| Directive |
Take the entries below and reproduce them word for word.

| Data for this task |

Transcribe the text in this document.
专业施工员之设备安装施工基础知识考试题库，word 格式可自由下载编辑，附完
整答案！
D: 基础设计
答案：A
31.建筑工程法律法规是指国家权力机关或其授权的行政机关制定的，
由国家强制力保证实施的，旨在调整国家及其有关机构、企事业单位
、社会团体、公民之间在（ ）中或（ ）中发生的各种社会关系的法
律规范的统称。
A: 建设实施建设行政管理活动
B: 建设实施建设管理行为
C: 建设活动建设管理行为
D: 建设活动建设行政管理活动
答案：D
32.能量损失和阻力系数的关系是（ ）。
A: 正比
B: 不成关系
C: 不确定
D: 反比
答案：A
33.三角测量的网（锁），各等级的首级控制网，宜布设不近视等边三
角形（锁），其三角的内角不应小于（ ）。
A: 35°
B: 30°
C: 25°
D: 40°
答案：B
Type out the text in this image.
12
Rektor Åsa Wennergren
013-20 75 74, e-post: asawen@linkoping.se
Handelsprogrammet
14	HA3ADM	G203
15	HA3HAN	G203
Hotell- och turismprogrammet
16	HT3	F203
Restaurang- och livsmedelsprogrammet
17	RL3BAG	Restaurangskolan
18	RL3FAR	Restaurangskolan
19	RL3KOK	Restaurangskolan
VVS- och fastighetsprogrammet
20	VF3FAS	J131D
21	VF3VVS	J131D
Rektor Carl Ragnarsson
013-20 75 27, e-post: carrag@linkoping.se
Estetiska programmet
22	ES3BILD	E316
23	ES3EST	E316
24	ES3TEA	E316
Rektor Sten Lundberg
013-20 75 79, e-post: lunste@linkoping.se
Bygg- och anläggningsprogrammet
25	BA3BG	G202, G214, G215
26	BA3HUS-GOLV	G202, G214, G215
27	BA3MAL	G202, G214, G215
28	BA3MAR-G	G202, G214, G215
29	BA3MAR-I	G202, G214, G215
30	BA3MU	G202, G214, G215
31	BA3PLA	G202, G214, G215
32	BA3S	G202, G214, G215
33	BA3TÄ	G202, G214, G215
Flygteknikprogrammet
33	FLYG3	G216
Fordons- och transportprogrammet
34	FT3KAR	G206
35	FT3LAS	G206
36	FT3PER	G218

| Task result |
Transcribe the text in this document.
专业施工员之设备安装施工基础知识考试题库，word 格式可自由下载编辑，附完
整答案！
D: 基础设计
答案：A
31.建筑工程法律法规是指国家权力机关或其授权的行政机关制定的，
由国家强制力保证实施的，旨在调整国家及其有关机构、企事业单位
、社会团体、公民之间在（ ）中或（ ）中发生的各种社会关系的法
律规范的统称。
A: 建设实施建设行政管理活动
B: 建设实施建设管理行为
C: 建设活动建设管理行为
D: 建设活动建设行政管理活动
答案：D
32.能量损失和阻力系数的关系是（ ）。
A: 正比
B: 不成关系
C: 不确定
D: 反比
答案：A
33.三角测量的网（锁），各等级的首级控制网，宜布设不近视等边三
角形（锁），其三角的内角不应小于（ ）。
A: 35°
B: 30°
C: 25°
D: 40°
答案：B
Type out the text in this image.
12
Rektor Åsa Wennergren
013-20 75 74, e-post: asawen@linkoping.se
Handelsprogrammet
14	HA3ADM	G203
15	HA3HAN	G203
Hotell- och turismprogrammet
16	HT3	F203
Restaurang- och livsmedelsprogrammet
17	RL3BAG	Restaurangskolan
18	RL3FAR	Restaurangskolan
19	RL3KOK	Restaurangskolan
VVS- och fastighetsprogrammet
20	VF3FAS	J131D
21	VF3VVS	J131D
Rektor Carl Ragnarsson
013-20 75 27, e-post: carrag@linkoping.se
Estetiska programmet
22	ES3BILD	E316
23	ES3EST	E316
24	ES3TEA	E316
Rektor Sten Lundberg
013-20 75 79, e-post: lunste@linkoping.se
Bygg- och anläggningsprogrammet
25	BA3BG	G202, G214, G215
26	BA3HUS-GOLV	G202, G214, G215
27	BA3MAL	G202, G214, G215
28	BA3MAR-G	G202, G214, G215
29	BA3MAR-I	G202, G214, G215
30	BA3MU	G202, G214, G215
31	BA3PLA	G202, G214, G215
32	BA3S	G202, G214, G215
33	BA3TÄ	G202, G214, G215
Flygteknikprogrammet
33	FLYG3	G216
Fordons- och transportprogrammet
34	FT3KAR	G206
35	FT3LAS	G206
36	FT3PER	G218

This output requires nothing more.